Aim of the task -> Please write the listing below out again exactly, leaving every picture behind.

Material for this exercise ->
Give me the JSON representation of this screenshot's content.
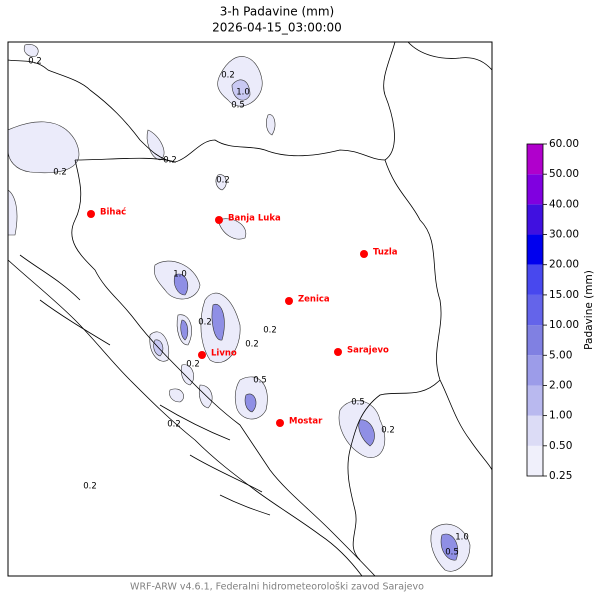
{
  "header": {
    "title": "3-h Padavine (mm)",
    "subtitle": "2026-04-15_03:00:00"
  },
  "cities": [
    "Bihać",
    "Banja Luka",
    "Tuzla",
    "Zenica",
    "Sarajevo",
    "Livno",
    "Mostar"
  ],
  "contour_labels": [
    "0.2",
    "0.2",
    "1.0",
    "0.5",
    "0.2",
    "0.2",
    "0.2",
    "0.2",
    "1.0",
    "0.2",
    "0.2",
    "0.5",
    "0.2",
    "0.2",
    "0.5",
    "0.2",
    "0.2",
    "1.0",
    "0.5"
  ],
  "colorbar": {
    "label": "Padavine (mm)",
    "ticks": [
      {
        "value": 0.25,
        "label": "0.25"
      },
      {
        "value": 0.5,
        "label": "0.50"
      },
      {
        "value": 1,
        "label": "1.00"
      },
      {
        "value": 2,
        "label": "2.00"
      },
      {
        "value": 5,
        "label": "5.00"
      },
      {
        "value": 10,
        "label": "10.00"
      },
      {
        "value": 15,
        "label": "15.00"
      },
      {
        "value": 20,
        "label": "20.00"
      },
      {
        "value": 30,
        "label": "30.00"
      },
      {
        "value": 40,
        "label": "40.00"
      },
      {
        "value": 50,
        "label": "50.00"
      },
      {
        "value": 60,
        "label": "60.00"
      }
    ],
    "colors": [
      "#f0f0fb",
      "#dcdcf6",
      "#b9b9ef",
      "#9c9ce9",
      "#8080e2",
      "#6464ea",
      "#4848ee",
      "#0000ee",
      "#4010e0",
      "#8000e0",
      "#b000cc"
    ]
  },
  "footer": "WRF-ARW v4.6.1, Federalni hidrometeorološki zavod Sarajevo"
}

Result below ->
Give me the JSON representation of this screenshot's content.
{
  "header": {
    "title": "3-h Padavine (mm)",
    "subtitle": "2026-04-15_03:00:00"
  },
  "cities": [
    "Bihać",
    "Banja Luka",
    "Tuzla",
    "Zenica",
    "Sarajevo",
    "Livno",
    "Mostar"
  ],
  "contour_labels": [
    "0.2",
    "0.2",
    "1.0",
    "0.5",
    "0.2",
    "0.2",
    "0.2",
    "0.2",
    "1.0",
    "0.2",
    "0.2",
    "0.5",
    "0.2",
    "0.2",
    "0.5",
    "0.2",
    "0.2",
    "1.0",
    "0.5"
  ],
  "colorbar": {
    "label": "Padavine (mm)",
    "ticks": [
      {
        "value": 0.25,
        "label": "0.25"
      },
      {
        "value": 0.5,
        "label": "0.50"
      },
      {
        "value": 1,
        "label": "1.00"
      },
      {
        "value": 2,
        "label": "2.00"
      },
      {
        "value": 5,
        "label": "5.00"
      },
      {
        "value": 10,
        "label": "10.00"
      },
      {
        "value": 15,
        "label": "15.00"
      },
      {
        "value": 20,
        "label": "20.00"
      },
      {
        "value": 30,
        "label": "30.00"
      },
      {
        "value": 40,
        "label": "40.00"
      },
      {
        "value": 50,
        "label": "50.00"
      },
      {
        "value": 60,
        "label": "60.00"
      }
    ],
    "colors": [
      "#f0f0fb",
      "#dcdcf6",
      "#b9b9ef",
      "#9c9ce9",
      "#8080e2",
      "#6464ea",
      "#4848ee",
      "#0000ee",
      "#4010e0",
      "#8000e0",
      "#b000cc"
    ]
  },
  "footer": "WRF-ARW v4.6.1, Federalni hidrometeorološki zavod Sarajevo"
}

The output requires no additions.